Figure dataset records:
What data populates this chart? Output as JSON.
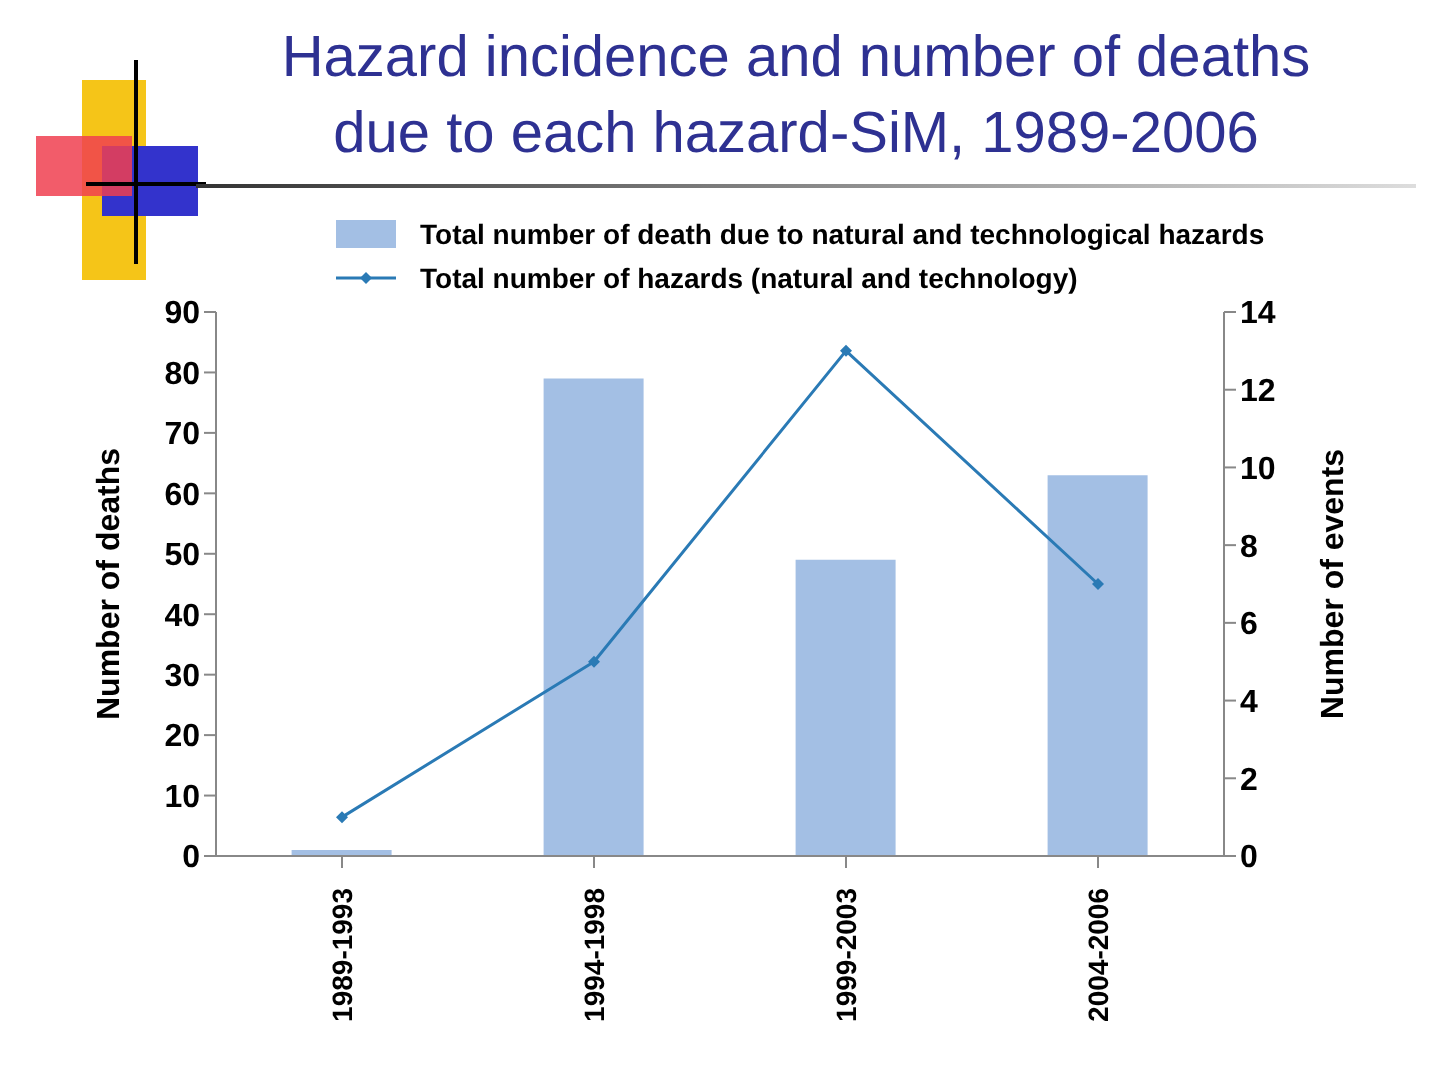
{
  "chart_data": {
    "type": "bar",
    "title": "Hazard incidence and number of deaths due to each hazard-SiM, 1989-2006",
    "ylabel": "Number of deaths",
    "y2label": "Number of events",
    "categories": [
      "1989-1993",
      "1994-1998",
      "1999-2003",
      "2004-2006"
    ],
    "series": [
      {
        "name": "Total number of death due to natural and technological hazards",
        "color": "#a3bfe4",
        "values": [
          1,
          79,
          49,
          63
        ]
      },
      {
        "name": "Total number of hazards (natural and technology)",
        "type": "line",
        "axis": "y2",
        "color": "#2a7ab5",
        "marker": "diamond",
        "values": [
          1,
          5,
          13,
          7
        ]
      }
    ],
    "ylim": [
      0,
      90
    ],
    "yticks": [
      0,
      10,
      20,
      30,
      40,
      50,
      60,
      70,
      80,
      90
    ],
    "y2lim": [
      0,
      14
    ],
    "y2ticks": [
      0,
      2,
      4,
      6,
      8,
      10,
      12,
      14
    ],
    "grid": false,
    "legend": "top"
  }
}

- Task statement: Wherever "deaths" shows up in a line, copy that line.

- The output:
    "title": "Hazard incidence and number of deaths due to each hazard-SiM, 1989-2006",
    "ylabel": "Number of deaths",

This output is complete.